INSTRUCTIONS FOR THE TASK
Your task is to transcribe all the entries exactly, excluding pictures.
# LISTED RECORDS start
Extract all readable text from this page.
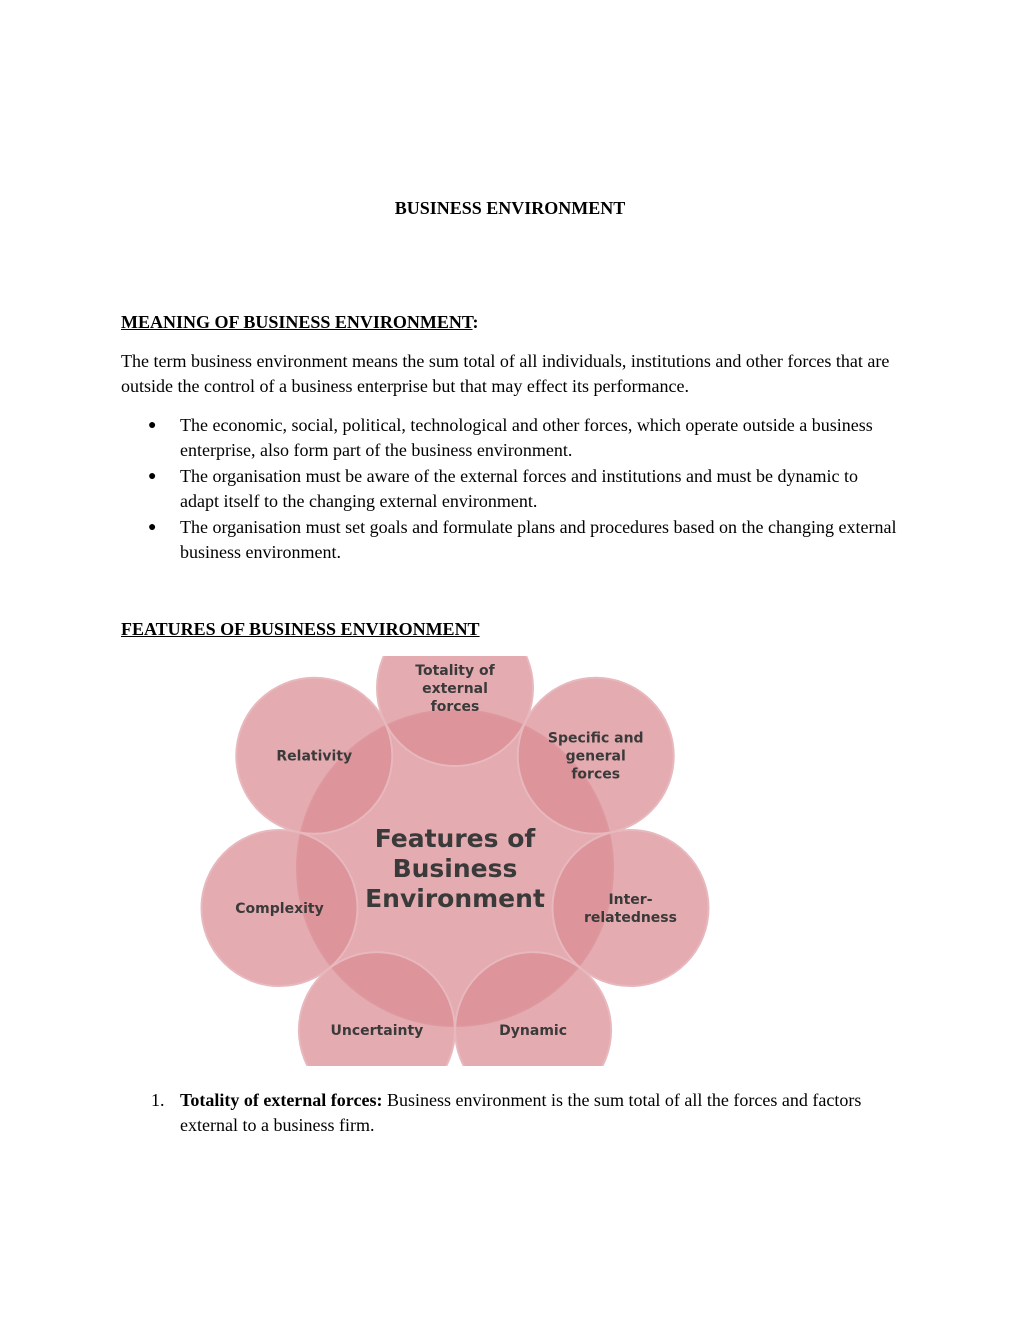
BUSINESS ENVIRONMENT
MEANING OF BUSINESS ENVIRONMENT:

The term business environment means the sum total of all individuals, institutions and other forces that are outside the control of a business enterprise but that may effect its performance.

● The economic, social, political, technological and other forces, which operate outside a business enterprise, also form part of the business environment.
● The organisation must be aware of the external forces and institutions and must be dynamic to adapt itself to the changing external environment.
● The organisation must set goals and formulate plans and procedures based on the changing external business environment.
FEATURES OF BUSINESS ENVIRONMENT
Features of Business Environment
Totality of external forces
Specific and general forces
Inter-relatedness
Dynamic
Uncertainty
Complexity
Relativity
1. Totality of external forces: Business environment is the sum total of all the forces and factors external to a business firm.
# LISTED RECORDS end
WRITTEN ANSWER
Extract all readable text from this page.
BUSINESS ENVIRONMENT
MEANING OF BUSINESS ENVIRONMENT:

The term business environment means the sum total of all individuals, institutions and other forces that are outside the control of a business enterprise but that may effect its performance.

● The economic, social, political, technological and other forces, which operate outside a business enterprise, also form part of the business environment.
● The organisation must be aware of the external forces and institutions and must be dynamic to adapt itself to the changing external environment.
● The organisation must set goals and formulate plans and procedures based on the changing external business environment.
FEATURES OF BUSINESS ENVIRONMENT
Features of Business Environment
Totality of external forces
Specific and general forces
Inter-relatedness
Dynamic
Uncertainty
Complexity
Relativity
1. Totality of external forces: Business environment is the sum total of all the forces and factors external to a business firm.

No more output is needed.